## Set exercise
Copy out all the lines exactly. Omit pictures.

********************

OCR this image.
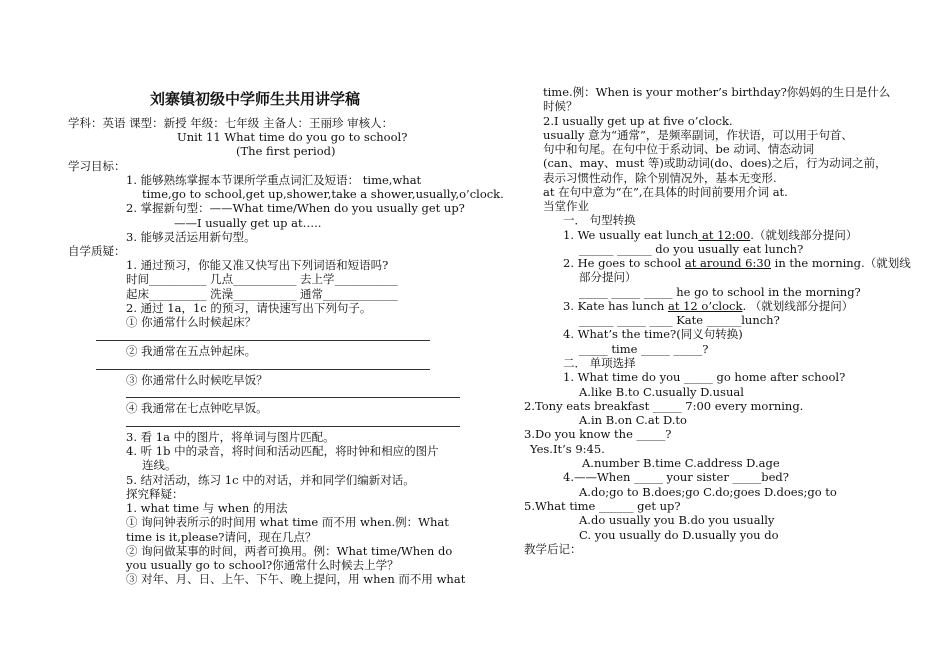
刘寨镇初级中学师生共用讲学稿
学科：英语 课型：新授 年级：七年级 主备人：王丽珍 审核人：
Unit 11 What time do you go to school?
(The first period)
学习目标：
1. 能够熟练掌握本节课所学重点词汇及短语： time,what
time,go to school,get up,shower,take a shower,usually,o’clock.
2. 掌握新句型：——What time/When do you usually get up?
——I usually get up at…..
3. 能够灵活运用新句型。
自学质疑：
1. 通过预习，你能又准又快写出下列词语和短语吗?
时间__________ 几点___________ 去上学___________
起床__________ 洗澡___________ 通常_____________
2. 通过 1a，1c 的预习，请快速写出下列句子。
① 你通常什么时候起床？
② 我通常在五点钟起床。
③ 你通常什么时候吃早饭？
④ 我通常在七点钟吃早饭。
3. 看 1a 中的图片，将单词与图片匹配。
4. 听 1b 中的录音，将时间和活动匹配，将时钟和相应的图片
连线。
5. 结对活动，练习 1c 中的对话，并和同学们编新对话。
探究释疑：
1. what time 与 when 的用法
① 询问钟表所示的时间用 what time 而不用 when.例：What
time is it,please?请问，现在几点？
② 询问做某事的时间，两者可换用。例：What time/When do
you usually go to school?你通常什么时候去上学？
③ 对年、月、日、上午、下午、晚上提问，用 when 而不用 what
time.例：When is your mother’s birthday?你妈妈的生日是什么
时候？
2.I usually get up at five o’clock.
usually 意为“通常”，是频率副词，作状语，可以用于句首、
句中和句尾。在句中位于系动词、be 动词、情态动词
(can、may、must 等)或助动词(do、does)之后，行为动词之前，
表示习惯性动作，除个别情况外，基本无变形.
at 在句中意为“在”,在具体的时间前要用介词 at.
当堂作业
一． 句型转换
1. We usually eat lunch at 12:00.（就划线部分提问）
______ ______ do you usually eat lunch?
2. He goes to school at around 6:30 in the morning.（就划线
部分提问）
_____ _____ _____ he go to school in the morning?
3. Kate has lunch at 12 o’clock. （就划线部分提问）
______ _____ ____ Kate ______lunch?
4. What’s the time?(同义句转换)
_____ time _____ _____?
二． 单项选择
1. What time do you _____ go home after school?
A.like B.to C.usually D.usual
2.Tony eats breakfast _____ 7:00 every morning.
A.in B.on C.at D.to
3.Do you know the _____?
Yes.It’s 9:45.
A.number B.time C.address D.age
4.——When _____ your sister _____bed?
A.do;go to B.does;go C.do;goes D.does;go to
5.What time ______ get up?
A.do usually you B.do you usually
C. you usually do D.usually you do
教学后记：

********************

## Solution for this task
OCR this image.
刘寨镇初级中学师生共用讲学稿
学科：英语 课型：新授 年级：七年级 主备人：王丽珍 审核人：
Unit 11 What time do you go to school?
(The first period)
学习目标：
1. 能够熟练掌握本节课所学重点词汇及短语： time,what
time,go to school,get up,shower,take a shower,usually,o’clock.
2. 掌握新句型：——What time/When do you usually get up?
——I usually get up at…..
3. 能够灵活运用新句型。
自学质疑：
1. 通过预习，你能又准又快写出下列词语和短语吗?
时间__________ 几点___________ 去上学___________
起床__________ 洗澡___________ 通常_____________
2. 通过 1a，1c 的预习，请快速写出下列句子。
① 你通常什么时候起床？
② 我通常在五点钟起床。
③ 你通常什么时候吃早饭？
④ 我通常在七点钟吃早饭。
3. 看 1a 中的图片，将单词与图片匹配。
4. 听 1b 中的录音，将时间和活动匹配，将时钟和相应的图片
连线。
5. 结对活动，练习 1c 中的对话，并和同学们编新对话。
探究释疑：
1. what time 与 when 的用法
① 询问钟表所示的时间用 what time 而不用 when.例：What
time is it,please?请问，现在几点？
② 询问做某事的时间，两者可换用。例：What time/When do
you usually go to school?你通常什么时候去上学？
③ 对年、月、日、上午、下午、晚上提问，用 when 而不用 what
time.例：When is your mother’s birthday?你妈妈的生日是什么
时候？
2.I usually get up at five o’clock.
usually 意为“通常”，是频率副词，作状语，可以用于句首、
句中和句尾。在句中位于系动词、be 动词、情态动词
(can、may、must 等)或助动词(do、does)之后，行为动词之前，
表示习惯性动作，除个别情况外，基本无变形.
at 在句中意为“在”,在具体的时间前要用介词 at.
当堂作业
一． 句型转换
1. We usually eat lunch at 12:00.（就划线部分提问）
______ ______ do you usually eat lunch?
2. He goes to school at around 6:30 in the morning.（就划线
部分提问）
_____ _____ _____ he go to school in the morning?
3. Kate has lunch at 12 o’clock. （就划线部分提问）
______ _____ ____ Kate ______lunch?
4. What’s the time?(同义句转换)
_____ time _____ _____?
二． 单项选择
1. What time do you _____ go home after school?
A.like B.to C.usually D.usual
2.Tony eats breakfast _____ 7:00 every morning.
A.in B.on C.at D.to
3.Do you know the _____?
Yes.It’s 9:45.
A.number B.time C.address D.age
4.——When _____ your sister _____bed?
A.do;go to B.does;go C.do;goes D.does;go to
5.What time ______ get up?
A.do usually you B.do you usually
C. you usually do D.usually you do
教学后记：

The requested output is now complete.